> [AIM]
Keep the wording of each record exactly the same when you repeat it, and leave out pictures.

════════════════════

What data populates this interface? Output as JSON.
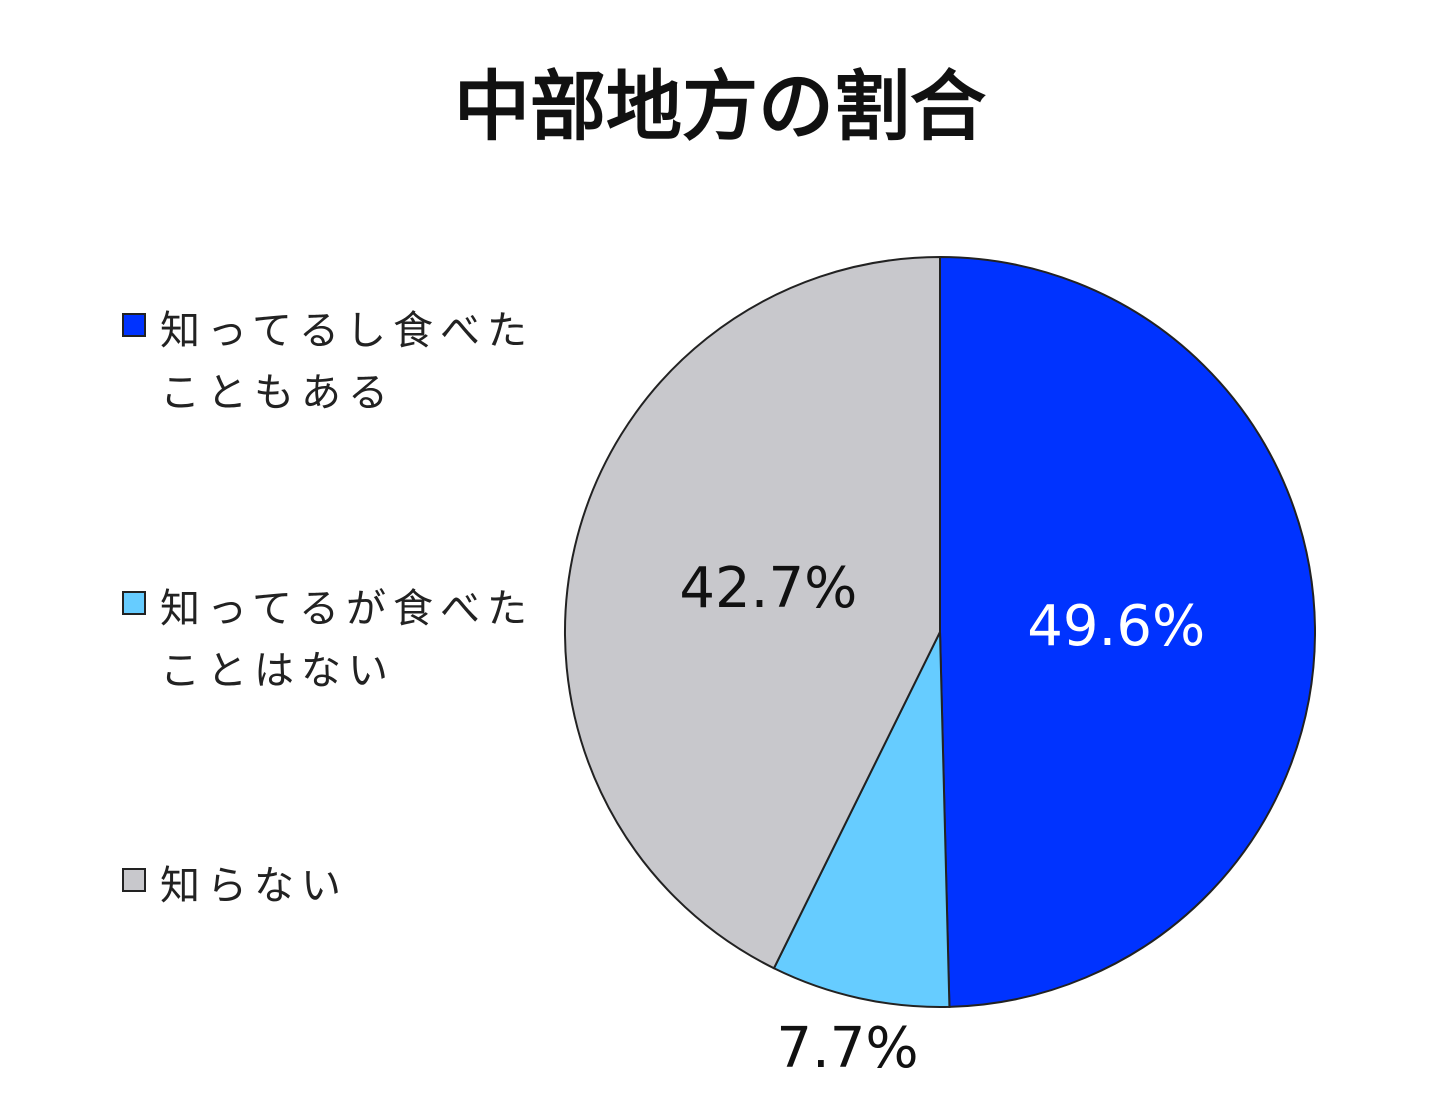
{
  "chart_data": {
    "type": "pie",
    "title": "中部地方の割合",
    "categories": [
      "知ってるし食べたこともある",
      "知ってるが食べたことはない",
      "知らない"
    ],
    "values": [
      49.6,
      7.7,
      42.7
    ],
    "value_labels": [
      "49.6%",
      "7.7%",
      "42.7%"
    ],
    "colors": [
      "#0033ff",
      "#66ccff",
      "#c8c8cc"
    ],
    "label_colors": [
      "#ffffff",
      "#111111",
      "#111111"
    ],
    "legend": "left"
  }
}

════════════════════

> [EXERCISE ANSWER]
What data populates this interface? Output as JSON.
{
  "chart_data": {
    "type": "pie",
    "title": "中部地方の割合",
    "categories": [
      "知ってるし食べたこともある",
      "知ってるが食べたことはない",
      "知らない"
    ],
    "values": [
      49.6,
      7.7,
      42.7
    ],
    "value_labels": [
      "49.6%",
      "7.7%",
      "42.7%"
    ],
    "colors": [
      "#0033ff",
      "#66ccff",
      "#c8c8cc"
    ],
    "label_colors": [
      "#ffffff",
      "#111111",
      "#111111"
    ],
    "legend": "left"
  }
}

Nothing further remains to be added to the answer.